> Dataset records:
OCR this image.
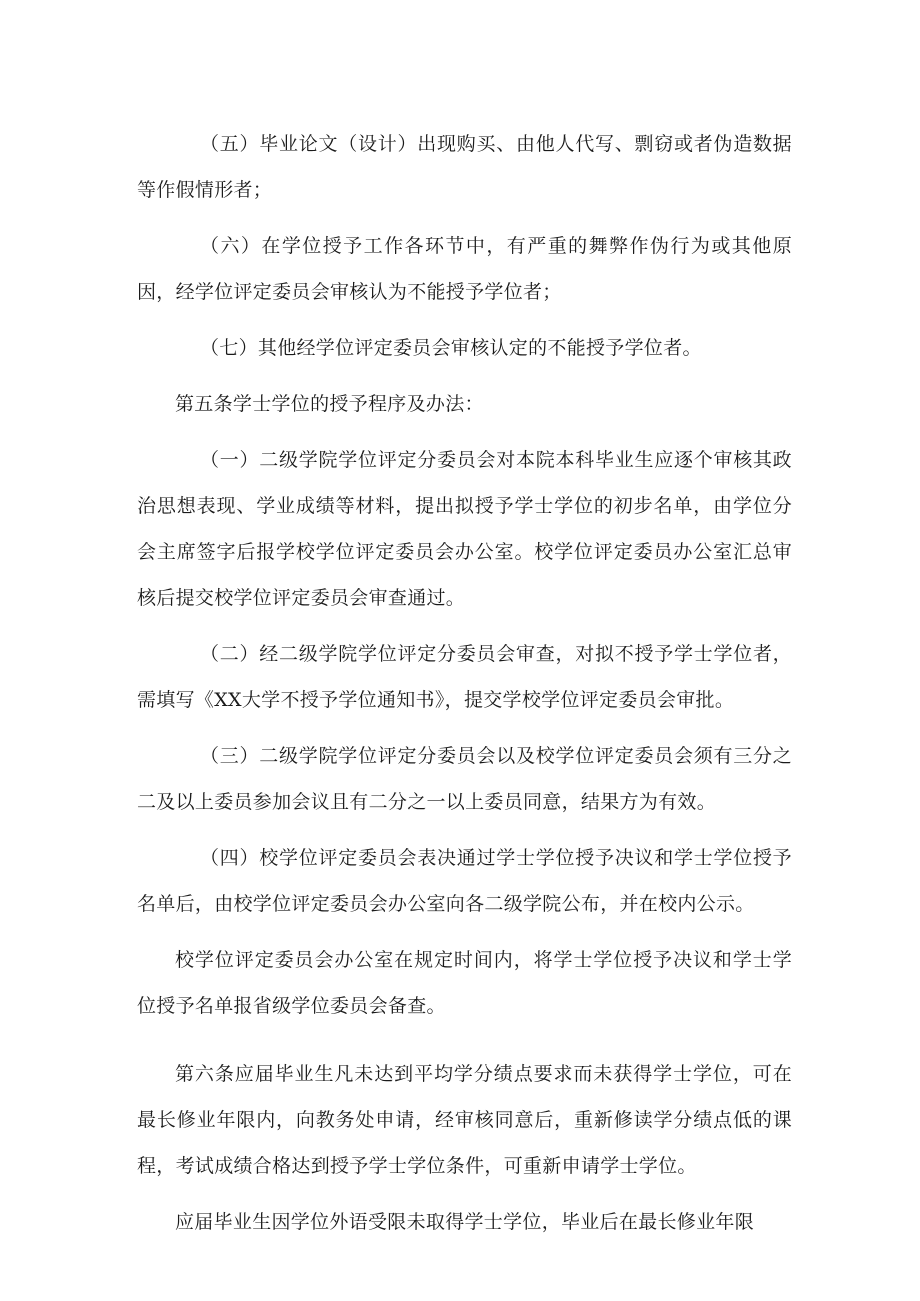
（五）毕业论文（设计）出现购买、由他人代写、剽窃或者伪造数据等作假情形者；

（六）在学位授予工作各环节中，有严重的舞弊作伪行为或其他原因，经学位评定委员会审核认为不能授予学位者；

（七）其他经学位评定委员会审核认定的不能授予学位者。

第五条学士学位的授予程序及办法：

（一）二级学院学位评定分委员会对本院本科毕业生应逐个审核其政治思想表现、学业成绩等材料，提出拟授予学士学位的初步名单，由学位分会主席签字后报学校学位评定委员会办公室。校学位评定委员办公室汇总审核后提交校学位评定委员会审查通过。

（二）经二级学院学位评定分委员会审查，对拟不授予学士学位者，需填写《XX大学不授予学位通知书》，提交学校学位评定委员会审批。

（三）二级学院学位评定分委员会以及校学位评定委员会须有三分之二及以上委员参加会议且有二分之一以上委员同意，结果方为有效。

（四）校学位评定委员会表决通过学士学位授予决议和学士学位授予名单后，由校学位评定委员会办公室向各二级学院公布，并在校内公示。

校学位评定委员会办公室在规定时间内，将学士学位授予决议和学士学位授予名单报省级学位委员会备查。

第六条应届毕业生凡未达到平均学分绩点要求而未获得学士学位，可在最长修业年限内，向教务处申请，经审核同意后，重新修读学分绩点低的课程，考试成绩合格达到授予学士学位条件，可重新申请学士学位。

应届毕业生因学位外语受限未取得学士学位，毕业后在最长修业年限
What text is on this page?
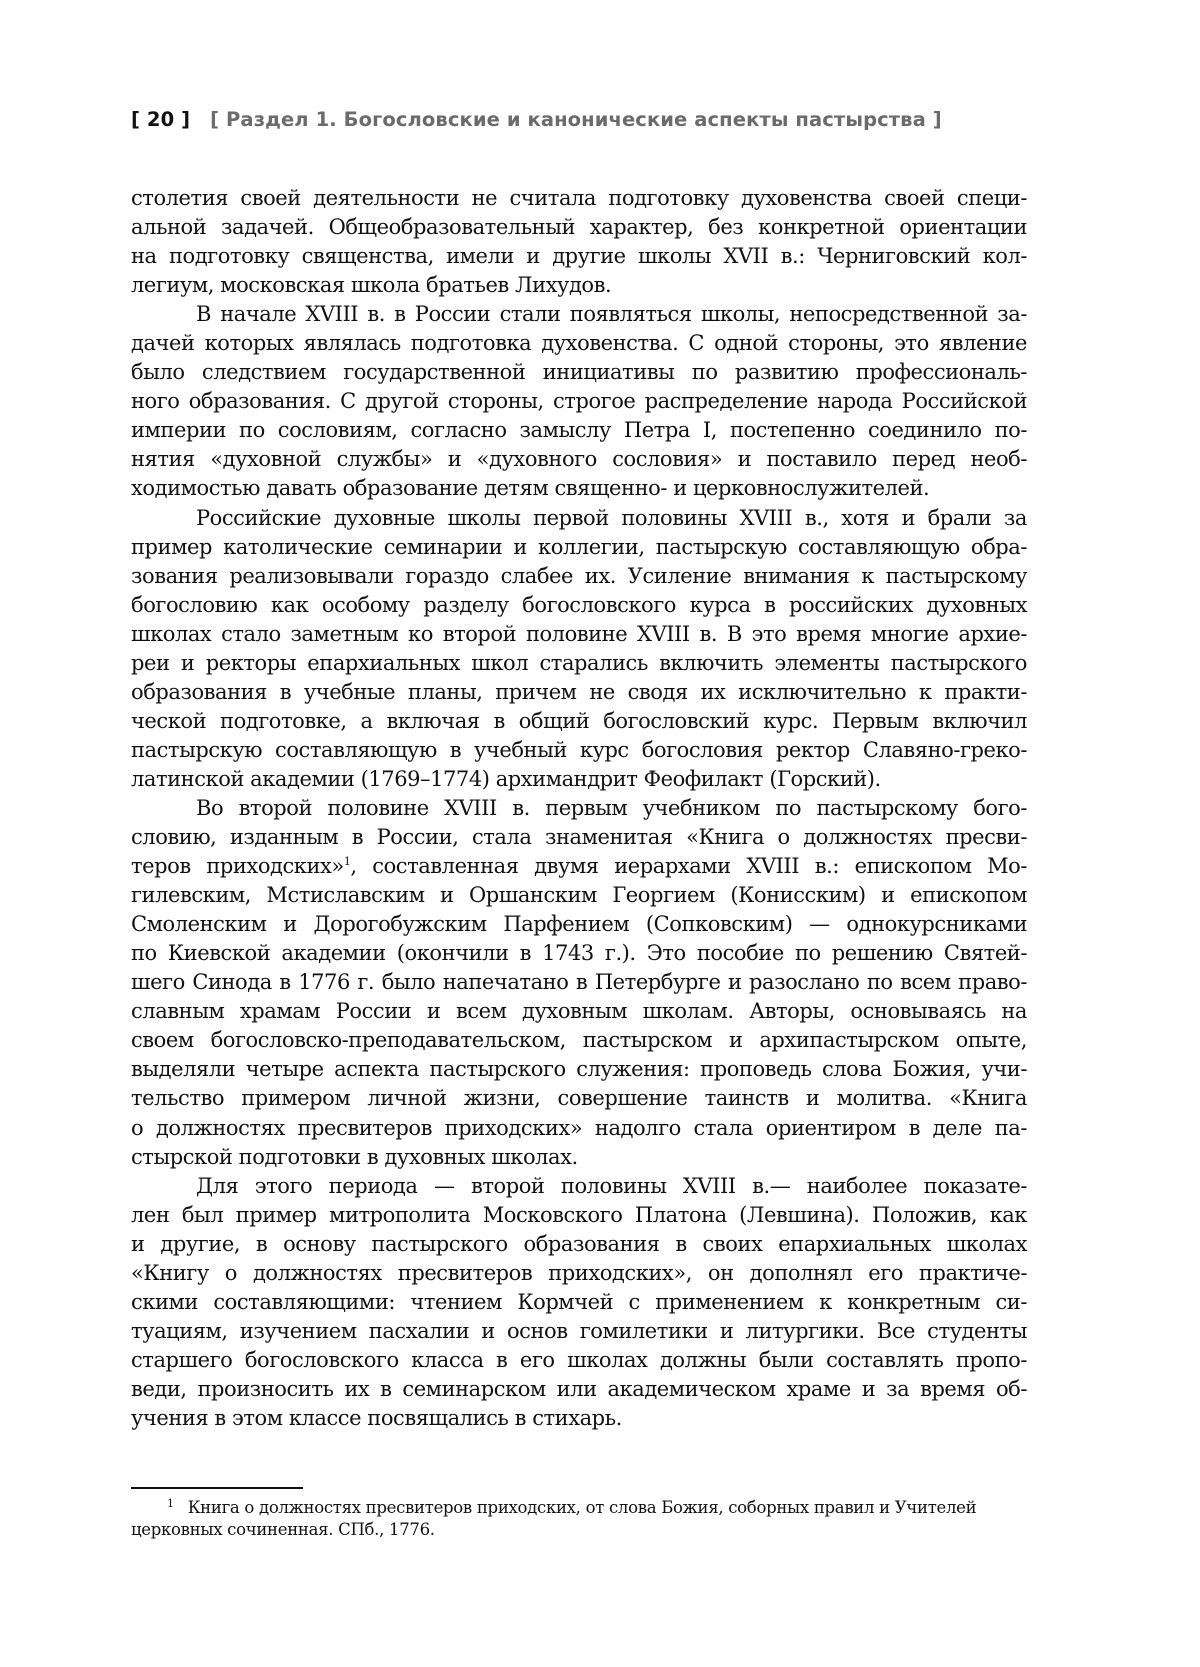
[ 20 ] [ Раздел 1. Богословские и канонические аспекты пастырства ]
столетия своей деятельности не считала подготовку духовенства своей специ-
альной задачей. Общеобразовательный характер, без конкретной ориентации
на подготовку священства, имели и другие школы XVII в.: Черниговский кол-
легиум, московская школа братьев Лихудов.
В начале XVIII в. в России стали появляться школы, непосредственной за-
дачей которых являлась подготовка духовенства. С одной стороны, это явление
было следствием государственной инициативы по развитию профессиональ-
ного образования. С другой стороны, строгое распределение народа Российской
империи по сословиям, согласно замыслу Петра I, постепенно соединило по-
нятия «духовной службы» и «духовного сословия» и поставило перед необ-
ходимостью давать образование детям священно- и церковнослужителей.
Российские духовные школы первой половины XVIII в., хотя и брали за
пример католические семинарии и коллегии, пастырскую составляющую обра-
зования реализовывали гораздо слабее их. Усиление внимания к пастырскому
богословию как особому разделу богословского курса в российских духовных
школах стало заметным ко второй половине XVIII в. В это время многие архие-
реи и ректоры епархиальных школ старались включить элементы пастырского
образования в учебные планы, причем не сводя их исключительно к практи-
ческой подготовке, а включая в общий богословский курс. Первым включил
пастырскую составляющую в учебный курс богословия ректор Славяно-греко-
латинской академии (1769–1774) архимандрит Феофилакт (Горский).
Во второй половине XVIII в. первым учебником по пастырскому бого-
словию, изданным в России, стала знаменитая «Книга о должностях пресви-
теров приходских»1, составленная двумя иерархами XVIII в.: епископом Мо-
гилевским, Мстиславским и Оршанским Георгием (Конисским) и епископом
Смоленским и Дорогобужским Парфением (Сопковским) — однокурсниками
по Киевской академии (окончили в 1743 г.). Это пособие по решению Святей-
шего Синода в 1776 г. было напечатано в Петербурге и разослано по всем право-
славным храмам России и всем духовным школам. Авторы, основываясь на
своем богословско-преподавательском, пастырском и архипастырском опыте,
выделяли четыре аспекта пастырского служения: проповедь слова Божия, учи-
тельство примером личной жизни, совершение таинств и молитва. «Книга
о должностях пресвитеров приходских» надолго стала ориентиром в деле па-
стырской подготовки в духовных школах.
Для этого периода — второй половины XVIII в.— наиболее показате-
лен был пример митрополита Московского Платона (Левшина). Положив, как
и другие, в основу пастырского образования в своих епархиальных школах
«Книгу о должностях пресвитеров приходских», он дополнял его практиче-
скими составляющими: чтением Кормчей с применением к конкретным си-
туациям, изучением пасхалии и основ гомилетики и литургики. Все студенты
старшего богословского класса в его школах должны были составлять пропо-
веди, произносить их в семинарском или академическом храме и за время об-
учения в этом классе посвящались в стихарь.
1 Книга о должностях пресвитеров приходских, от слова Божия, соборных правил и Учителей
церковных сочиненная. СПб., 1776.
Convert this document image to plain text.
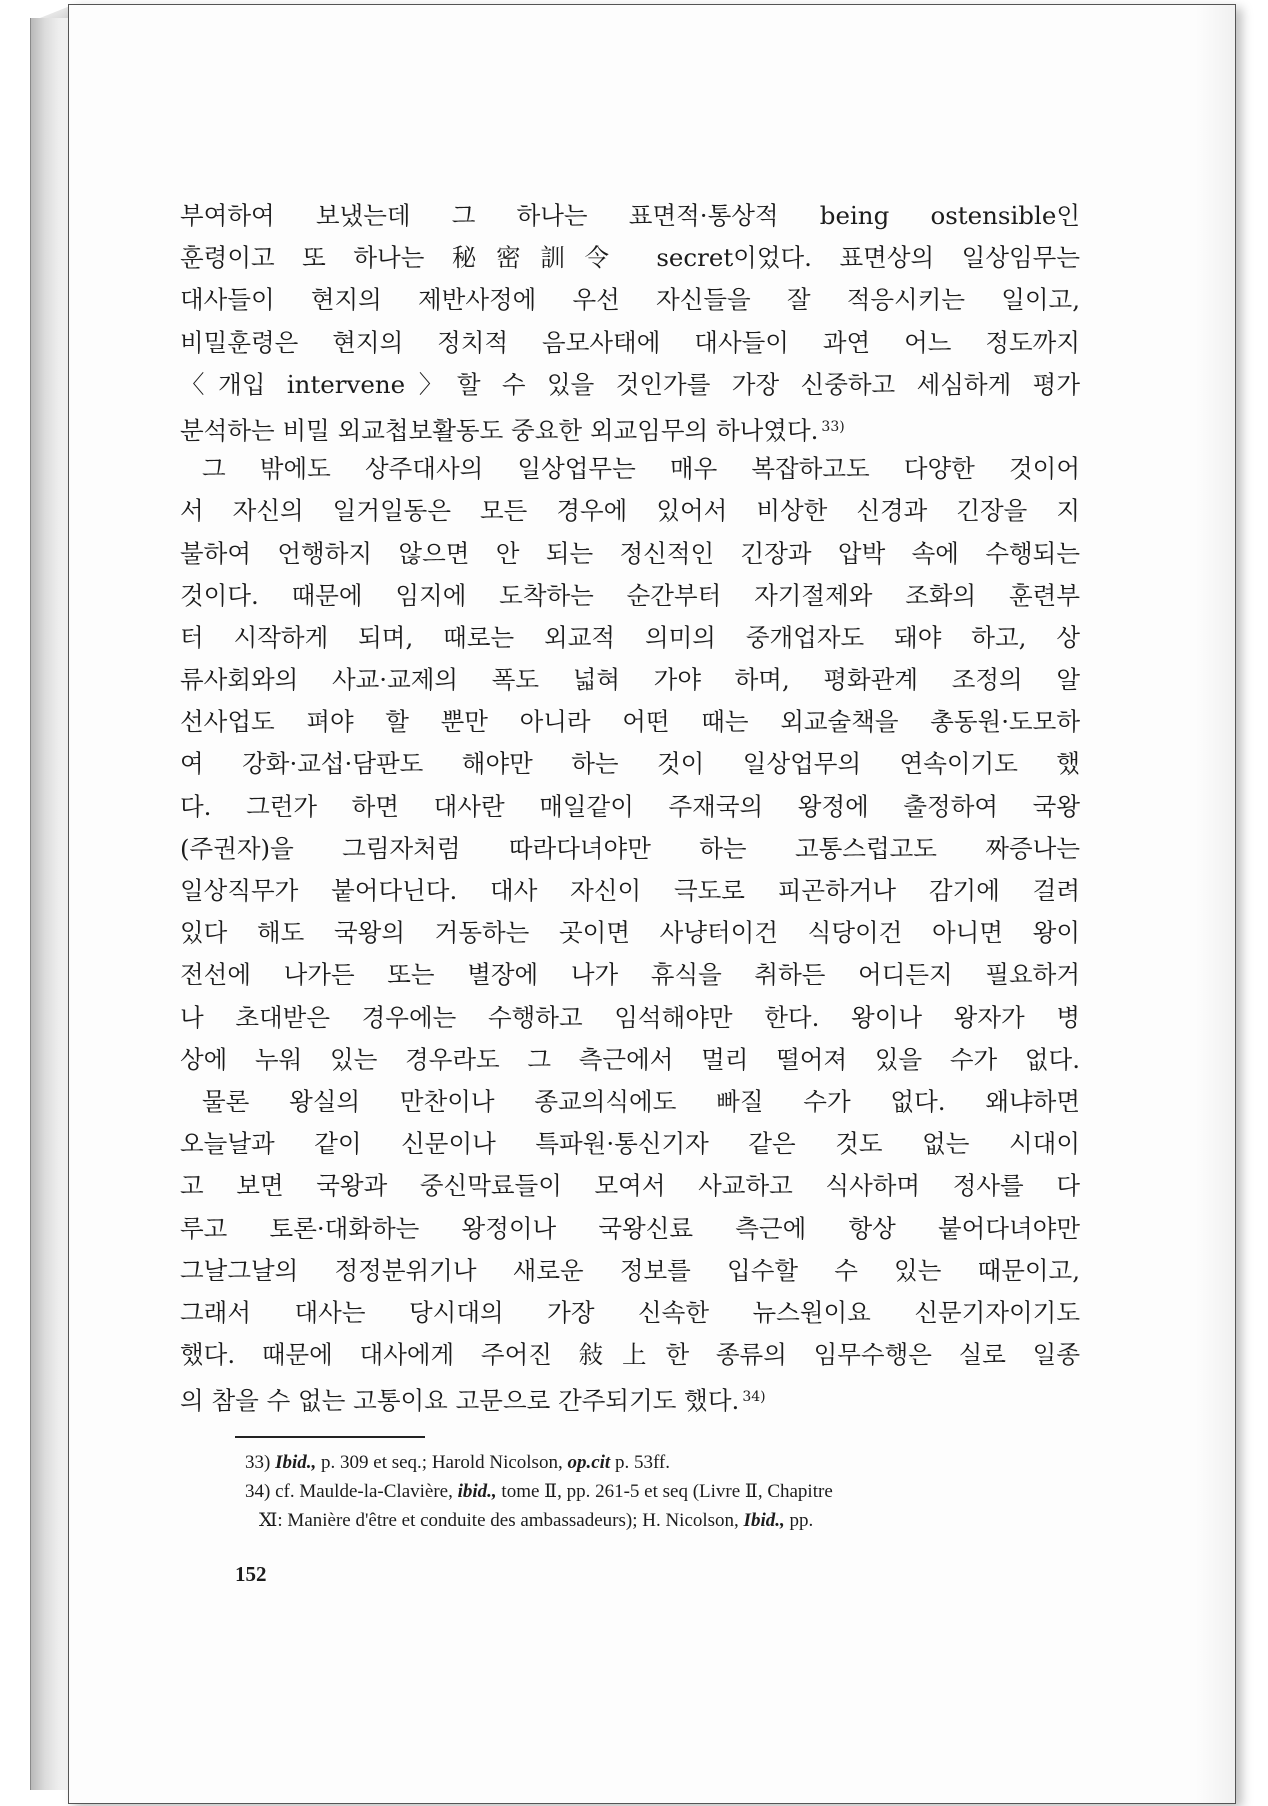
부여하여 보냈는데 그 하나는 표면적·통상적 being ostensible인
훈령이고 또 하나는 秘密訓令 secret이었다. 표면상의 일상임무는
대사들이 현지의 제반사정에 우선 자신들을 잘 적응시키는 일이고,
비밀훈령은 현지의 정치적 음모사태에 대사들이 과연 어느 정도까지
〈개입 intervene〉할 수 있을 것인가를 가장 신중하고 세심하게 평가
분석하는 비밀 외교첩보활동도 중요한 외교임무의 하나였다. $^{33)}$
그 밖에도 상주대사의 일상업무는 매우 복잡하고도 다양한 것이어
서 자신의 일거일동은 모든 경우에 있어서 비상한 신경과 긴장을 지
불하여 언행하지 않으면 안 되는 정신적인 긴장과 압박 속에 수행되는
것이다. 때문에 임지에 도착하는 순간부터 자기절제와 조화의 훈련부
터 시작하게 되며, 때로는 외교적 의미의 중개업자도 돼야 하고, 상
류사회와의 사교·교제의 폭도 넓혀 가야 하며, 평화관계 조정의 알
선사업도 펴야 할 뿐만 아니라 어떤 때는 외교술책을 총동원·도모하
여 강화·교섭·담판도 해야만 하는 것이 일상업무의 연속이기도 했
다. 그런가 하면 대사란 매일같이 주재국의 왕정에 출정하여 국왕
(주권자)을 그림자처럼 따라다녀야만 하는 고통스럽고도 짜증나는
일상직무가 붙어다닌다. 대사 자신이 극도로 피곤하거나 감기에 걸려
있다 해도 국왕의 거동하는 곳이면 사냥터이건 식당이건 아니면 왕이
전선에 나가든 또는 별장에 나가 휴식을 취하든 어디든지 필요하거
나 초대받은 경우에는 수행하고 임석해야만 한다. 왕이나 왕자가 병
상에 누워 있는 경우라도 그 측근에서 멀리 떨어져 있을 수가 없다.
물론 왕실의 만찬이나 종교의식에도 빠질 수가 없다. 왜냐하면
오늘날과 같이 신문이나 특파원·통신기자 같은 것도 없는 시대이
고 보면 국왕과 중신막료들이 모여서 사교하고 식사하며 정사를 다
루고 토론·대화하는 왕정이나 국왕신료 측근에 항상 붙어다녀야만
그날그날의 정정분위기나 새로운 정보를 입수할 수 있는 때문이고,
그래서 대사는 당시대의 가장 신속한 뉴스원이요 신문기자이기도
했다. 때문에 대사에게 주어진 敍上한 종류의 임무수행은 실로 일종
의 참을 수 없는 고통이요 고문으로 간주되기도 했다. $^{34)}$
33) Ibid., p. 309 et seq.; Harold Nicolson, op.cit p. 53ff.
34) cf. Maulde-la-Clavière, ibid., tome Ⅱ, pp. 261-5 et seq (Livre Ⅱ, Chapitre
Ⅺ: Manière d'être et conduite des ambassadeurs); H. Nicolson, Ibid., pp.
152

> Given problem: Repeat the records in full, exactly as they appear, without the pictures.

> Correct output:
OCR this image.
（五）毕业论文（设计）出现购买、由他人代写、剽窃或者伪造数据等作假情形者；

（六）在学位授予工作各环节中，有严重的舞弊作伪行为或其他原因，经学位评定委员会审核认为不能授予学位者；

（七）其他经学位评定委员会审核认定的不能授予学位者。

第五条学士学位的授予程序及办法：

（一）二级学院学位评定分委员会对本院本科毕业生应逐个审核其政治思想表现、学业成绩等材料，提出拟授予学士学位的初步名单，由学位分会主席签字后报学校学位评定委员会办公室。校学位评定委员办公室汇总审核后提交校学位评定委员会审查通过。

（二）经二级学院学位评定分委员会审查，对拟不授予学士学位者，需填写《XX大学不授予学位通知书》，提交学校学位评定委员会审批。

（三）二级学院学位评定分委员会以及校学位评定委员会须有三分之二及以上委员参加会议且有二分之一以上委员同意，结果方为有效。

（四）校学位评定委员会表决通过学士学位授予决议和学士学位授予名单后，由校学位评定委员会办公室向各二级学院公布，并在校内公示。

校学位评定委员会办公室在规定时间内，将学士学位授予决议和学士学位授予名单报省级学位委员会备查。

第六条应届毕业生凡未达到平均学分绩点要求而未获得学士学位，可在最长修业年限内，向教务处申请，经审核同意后，重新修读学分绩点低的课程，考试成绩合格达到授予学士学位条件，可重新申请学士学位。

应届毕业生因学位外语受限未取得学士学位，毕业后在最长修业年限
What text is on this page?
[ 20 ] [ Раздел 1. Богословские и канонические аспекты пастырства ]
столетия своей деятельности не считала подготовку духовенства своей специ-
альной задачей. Общеобразовательный характер, без конкретной ориентации
на подготовку священства, имели и другие школы XVII в.: Черниговский кол-
легиум, московская школа братьев Лихудов.
В начале XVIII в. в России стали появляться школы, непосредственной за-
дачей которых являлась подготовка духовенства. С одной стороны, это явление
было следствием государственной инициативы по развитию профессиональ-
ного образования. С другой стороны, строгое распределение народа Российской
империи по сословиям, согласно замыслу Петра I, постепенно соединило по-
нятия «духовной службы» и «духовного сословия» и поставило перед необ-
ходимостью давать образование детям священно- и церковнослужителей.
Российские духовные школы первой половины XVIII в., хотя и брали за
пример католические семинарии и коллегии, пастырскую составляющую обра-
зования реализовывали гораздо слабее их. Усиление внимания к пастырскому
богословию как особому разделу богословского курса в российских духовных
школах стало заметным ко второй половине XVIII в. В это время многие архие-
реи и ректоры епархиальных школ старались включить элементы пастырского
образования в учебные планы, причем не сводя их исключительно к практи-
ческой подготовке, а включая в общий богословский курс. Первым включил
пастырскую составляющую в учебный курс богословия ректор Славяно-греко-
латинской академии (1769–1774) архимандрит Феофилакт (Горский).
Во второй половине XVIII в. первым учебником по пастырскому бого-
словию, изданным в России, стала знаменитая «Книга о должностях пресви-
теров приходских»1, составленная двумя иерархами XVIII в.: епископом Мо-
гилевским, Мстиславским и Оршанским Георгием (Конисским) и епископом
Смоленским и Дорогобужским Парфением (Сопковским) — однокурсниками
по Киевской академии (окончили в 1743 г.). Это пособие по решению Святей-
шего Синода в 1776 г. было напечатано в Петербурге и разослано по всем право-
славным храмам России и всем духовным школам. Авторы, основываясь на
своем богословско-преподавательском, пастырском и архипастырском опыте,
выделяли четыре аспекта пастырского служения: проповедь слова Божия, учи-
тельство примером личной жизни, совершение таинств и молитва. «Книга
о должностях пресвитеров приходских» надолго стала ориентиром в деле па-
стырской подготовки в духовных школах.
Для этого периода — второй половины XVIII в.— наиболее показате-
лен был пример митрополита Московского Платона (Левшина). Положив, как
и другие, в основу пастырского образования в своих епархиальных школах
«Книгу о должностях пресвитеров приходских», он дополнял его практиче-
скими составляющими: чтением Кормчей с применением к конкретным си-
туациям, изучением пасхалии и основ гомилетики и литургики. Все студенты
старшего богословского класса в его школах должны были составлять пропо-
веди, произносить их в семинарском или академическом храме и за время об-
учения в этом классе посвящались в стихарь.
1 Книга о должностях пресвитеров приходских, от слова Божия, соборных правил и Учителей
церковных сочиненная. СПб., 1776.
Convert this document image to plain text.
부여하여 보냈는데 그 하나는 표면적·통상적 being ostensible인
훈령이고 또 하나는 秘密訓令 secret이었다. 표면상의 일상임무는
대사들이 현지의 제반사정에 우선 자신들을 잘 적응시키는 일이고,
비밀훈령은 현지의 정치적 음모사태에 대사들이 과연 어느 정도까지
〈개입 intervene〉할 수 있을 것인가를 가장 신중하고 세심하게 평가
분석하는 비밀 외교첩보활동도 중요한 외교임무의 하나였다. $^{33)}$
그 밖에도 상주대사의 일상업무는 매우 복잡하고도 다양한 것이어
서 자신의 일거일동은 모든 경우에 있어서 비상한 신경과 긴장을 지
불하여 언행하지 않으면 안 되는 정신적인 긴장과 압박 속에 수행되는
것이다. 때문에 임지에 도착하는 순간부터 자기절제와 조화의 훈련부
터 시작하게 되며, 때로는 외교적 의미의 중개업자도 돼야 하고, 상
류사회와의 사교·교제의 폭도 넓혀 가야 하며, 평화관계 조정의 알
선사업도 펴야 할 뿐만 아니라 어떤 때는 외교술책을 총동원·도모하
여 강화·교섭·담판도 해야만 하는 것이 일상업무의 연속이기도 했
다. 그런가 하면 대사란 매일같이 주재국의 왕정에 출정하여 국왕
(주권자)을 그림자처럼 따라다녀야만 하는 고통스럽고도 짜증나는
일상직무가 붙어다닌다. 대사 자신이 극도로 피곤하거나 감기에 걸려
있다 해도 국왕의 거동하는 곳이면 사냥터이건 식당이건 아니면 왕이
전선에 나가든 또는 별장에 나가 휴식을 취하든 어디든지 필요하거
나 초대받은 경우에는 수행하고 임석해야만 한다. 왕이나 왕자가 병
상에 누워 있는 경우라도 그 측근에서 멀리 떨어져 있을 수가 없다.
물론 왕실의 만찬이나 종교의식에도 빠질 수가 없다. 왜냐하면
오늘날과 같이 신문이나 특파원·통신기자 같은 것도 없는 시대이
고 보면 국왕과 중신막료들이 모여서 사교하고 식사하며 정사를 다
루고 토론·대화하는 왕정이나 국왕신료 측근에 항상 붙어다녀야만
그날그날의 정정분위기나 새로운 정보를 입수할 수 있는 때문이고,
그래서 대사는 당시대의 가장 신속한 뉴스원이요 신문기자이기도
했다. 때문에 대사에게 주어진 敍上한 종류의 임무수행은 실로 일종
의 참을 수 없는 고통이요 고문으로 간주되기도 했다. $^{34)}$
33) Ibid., p. 309 et seq.; Harold Nicolson, op.cit p. 53ff.
34) cf. Maulde-la-Clavière, ibid., tome Ⅱ, pp. 261-5 et seq (Livre Ⅱ, Chapitre
Ⅺ: Manière d'être et conduite des ambassadeurs); H. Nicolson, Ibid., pp.
152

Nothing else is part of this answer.